Determine how many lines contain the string "Linear". Reply with that figure and nothing else.

---*---

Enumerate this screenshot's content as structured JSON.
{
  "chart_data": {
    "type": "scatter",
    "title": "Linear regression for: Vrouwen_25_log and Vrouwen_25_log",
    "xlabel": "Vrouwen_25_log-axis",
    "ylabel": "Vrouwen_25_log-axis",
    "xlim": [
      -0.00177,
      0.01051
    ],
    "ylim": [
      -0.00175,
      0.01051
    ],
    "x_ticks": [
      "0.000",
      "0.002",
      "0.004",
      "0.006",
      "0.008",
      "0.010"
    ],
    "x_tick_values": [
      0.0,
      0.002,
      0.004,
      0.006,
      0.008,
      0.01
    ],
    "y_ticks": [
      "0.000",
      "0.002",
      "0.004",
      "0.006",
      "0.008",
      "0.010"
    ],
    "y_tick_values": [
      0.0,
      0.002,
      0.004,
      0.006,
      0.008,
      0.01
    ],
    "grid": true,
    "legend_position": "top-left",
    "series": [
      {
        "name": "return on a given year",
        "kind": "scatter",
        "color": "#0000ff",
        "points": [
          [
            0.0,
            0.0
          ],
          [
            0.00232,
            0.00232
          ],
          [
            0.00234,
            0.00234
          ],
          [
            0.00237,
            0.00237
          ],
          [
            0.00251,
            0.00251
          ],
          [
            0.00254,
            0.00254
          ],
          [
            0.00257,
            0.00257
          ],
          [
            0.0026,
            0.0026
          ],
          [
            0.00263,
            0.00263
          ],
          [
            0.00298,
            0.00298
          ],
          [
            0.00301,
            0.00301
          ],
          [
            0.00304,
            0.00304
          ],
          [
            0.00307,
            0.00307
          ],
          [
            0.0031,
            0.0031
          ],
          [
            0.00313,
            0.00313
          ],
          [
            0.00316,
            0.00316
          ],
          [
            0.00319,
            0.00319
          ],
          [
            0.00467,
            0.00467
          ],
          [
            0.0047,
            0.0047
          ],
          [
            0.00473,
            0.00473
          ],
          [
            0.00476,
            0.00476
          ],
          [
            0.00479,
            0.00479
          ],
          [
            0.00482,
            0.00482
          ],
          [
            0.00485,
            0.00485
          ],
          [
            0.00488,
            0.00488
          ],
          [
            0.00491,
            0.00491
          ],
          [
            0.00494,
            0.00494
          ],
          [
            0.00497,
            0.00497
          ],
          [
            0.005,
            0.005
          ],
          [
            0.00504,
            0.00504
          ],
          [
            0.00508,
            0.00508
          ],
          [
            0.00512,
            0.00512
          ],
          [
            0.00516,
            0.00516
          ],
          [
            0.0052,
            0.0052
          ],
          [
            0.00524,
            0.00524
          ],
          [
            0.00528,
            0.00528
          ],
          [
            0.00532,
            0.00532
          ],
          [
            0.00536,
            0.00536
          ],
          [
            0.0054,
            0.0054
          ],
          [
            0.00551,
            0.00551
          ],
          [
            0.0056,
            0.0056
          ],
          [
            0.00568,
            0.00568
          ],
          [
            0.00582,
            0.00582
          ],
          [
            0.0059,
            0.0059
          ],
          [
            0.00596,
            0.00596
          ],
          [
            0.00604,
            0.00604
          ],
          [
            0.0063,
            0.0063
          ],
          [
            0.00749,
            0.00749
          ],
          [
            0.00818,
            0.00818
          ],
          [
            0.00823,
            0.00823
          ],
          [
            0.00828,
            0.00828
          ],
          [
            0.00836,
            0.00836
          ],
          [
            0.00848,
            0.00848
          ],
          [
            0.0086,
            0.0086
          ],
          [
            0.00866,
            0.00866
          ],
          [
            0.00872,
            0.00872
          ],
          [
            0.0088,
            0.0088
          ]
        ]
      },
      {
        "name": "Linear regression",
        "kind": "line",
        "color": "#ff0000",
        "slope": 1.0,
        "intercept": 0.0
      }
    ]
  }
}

---*---

* Written reply:
2